Work instructions:
In the entries that follow, find the word "beta" and report each line it is on.

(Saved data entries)
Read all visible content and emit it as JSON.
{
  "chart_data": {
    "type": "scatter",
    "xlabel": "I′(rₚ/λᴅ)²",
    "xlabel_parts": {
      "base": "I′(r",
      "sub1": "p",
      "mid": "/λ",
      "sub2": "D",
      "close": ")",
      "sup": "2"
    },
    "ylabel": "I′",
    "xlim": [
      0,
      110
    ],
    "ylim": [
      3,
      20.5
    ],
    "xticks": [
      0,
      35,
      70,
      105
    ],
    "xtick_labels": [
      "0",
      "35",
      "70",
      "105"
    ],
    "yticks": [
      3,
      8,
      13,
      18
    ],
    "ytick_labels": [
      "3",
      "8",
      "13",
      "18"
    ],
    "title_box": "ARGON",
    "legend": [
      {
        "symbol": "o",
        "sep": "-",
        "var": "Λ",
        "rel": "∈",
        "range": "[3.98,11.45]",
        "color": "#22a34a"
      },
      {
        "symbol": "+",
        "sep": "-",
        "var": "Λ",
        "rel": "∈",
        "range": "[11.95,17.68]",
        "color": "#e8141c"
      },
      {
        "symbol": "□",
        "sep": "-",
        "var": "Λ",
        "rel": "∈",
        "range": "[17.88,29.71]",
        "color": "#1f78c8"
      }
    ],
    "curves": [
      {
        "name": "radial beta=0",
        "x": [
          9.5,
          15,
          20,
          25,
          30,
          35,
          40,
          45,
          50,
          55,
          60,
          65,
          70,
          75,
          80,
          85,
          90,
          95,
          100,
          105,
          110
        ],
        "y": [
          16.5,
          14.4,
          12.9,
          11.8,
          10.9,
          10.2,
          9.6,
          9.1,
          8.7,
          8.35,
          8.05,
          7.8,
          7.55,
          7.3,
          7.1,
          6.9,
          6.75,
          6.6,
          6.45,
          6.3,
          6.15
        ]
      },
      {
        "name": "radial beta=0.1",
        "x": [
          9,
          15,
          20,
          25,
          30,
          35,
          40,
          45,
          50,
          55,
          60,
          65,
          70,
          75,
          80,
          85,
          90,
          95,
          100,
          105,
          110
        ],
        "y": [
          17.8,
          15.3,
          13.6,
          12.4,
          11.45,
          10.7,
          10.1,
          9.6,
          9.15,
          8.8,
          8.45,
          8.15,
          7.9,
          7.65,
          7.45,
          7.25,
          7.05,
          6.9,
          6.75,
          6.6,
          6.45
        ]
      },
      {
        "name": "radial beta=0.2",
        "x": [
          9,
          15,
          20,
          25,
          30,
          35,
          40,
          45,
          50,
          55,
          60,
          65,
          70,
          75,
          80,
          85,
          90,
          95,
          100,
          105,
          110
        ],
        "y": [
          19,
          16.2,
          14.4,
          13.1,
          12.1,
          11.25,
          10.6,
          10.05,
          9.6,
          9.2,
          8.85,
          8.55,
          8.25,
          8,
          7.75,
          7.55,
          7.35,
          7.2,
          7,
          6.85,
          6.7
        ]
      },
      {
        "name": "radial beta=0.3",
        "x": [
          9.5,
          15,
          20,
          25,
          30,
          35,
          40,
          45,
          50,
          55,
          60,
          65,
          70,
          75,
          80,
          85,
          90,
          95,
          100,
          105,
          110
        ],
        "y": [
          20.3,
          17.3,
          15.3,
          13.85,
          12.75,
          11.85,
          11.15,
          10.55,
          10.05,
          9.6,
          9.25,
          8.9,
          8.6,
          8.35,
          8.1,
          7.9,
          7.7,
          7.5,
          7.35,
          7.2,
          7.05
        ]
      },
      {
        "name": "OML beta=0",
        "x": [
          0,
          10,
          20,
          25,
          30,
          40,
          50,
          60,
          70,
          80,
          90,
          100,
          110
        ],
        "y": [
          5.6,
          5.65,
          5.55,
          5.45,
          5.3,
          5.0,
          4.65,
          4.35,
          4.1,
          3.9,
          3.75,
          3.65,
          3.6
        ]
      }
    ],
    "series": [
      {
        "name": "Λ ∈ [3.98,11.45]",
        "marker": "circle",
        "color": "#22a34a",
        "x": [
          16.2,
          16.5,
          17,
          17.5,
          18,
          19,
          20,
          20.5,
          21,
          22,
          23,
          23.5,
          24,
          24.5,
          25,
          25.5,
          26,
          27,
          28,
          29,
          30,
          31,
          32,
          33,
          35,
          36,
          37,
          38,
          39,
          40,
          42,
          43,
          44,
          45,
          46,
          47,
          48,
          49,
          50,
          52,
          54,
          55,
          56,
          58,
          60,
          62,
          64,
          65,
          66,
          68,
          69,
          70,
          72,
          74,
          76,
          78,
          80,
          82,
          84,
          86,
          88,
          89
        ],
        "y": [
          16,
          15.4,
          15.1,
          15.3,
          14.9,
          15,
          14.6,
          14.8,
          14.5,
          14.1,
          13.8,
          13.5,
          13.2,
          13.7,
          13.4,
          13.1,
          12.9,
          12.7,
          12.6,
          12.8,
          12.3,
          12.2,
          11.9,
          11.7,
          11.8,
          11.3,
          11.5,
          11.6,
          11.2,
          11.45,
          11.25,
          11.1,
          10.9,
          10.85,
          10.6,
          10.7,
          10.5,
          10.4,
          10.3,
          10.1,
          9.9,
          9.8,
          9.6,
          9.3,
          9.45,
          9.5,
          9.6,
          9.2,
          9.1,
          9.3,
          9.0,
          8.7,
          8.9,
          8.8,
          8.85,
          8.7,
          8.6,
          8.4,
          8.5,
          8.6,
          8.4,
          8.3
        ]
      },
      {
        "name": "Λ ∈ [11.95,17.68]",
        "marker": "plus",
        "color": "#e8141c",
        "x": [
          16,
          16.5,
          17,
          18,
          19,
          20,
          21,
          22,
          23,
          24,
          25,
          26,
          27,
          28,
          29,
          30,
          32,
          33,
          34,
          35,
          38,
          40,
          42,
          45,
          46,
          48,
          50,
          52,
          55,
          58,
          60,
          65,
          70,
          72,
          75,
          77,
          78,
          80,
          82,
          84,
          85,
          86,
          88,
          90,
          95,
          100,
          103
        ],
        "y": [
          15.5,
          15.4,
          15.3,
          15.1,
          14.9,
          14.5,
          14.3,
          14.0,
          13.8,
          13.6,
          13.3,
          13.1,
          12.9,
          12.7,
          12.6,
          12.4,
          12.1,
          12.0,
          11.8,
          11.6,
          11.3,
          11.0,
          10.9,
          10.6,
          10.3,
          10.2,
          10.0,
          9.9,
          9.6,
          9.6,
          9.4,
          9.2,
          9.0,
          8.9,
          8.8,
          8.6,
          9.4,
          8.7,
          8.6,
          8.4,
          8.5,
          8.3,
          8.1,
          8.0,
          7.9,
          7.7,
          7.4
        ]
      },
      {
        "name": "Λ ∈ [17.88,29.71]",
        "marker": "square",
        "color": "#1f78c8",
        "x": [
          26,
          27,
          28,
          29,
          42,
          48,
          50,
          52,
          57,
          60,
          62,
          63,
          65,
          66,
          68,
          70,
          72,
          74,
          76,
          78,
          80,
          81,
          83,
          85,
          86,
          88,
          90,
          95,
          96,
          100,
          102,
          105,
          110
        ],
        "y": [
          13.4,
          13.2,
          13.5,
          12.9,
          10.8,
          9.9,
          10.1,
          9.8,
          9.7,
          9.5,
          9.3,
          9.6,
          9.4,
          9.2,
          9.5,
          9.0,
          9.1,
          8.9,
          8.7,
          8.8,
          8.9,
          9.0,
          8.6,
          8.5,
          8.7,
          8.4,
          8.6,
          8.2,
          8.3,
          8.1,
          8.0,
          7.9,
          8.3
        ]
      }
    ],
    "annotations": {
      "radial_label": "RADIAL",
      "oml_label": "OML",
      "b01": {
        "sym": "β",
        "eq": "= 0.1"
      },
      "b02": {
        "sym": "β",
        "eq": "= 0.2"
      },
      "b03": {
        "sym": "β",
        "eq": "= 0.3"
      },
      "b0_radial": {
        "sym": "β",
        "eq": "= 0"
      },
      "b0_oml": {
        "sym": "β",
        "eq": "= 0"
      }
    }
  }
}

Output of the task:
        "name": "radial beta=0",
        "name": "radial beta=0.1",
        "name": "radial beta=0.2",
        "name": "radial beta=0.3",
        "name": "OML beta=0",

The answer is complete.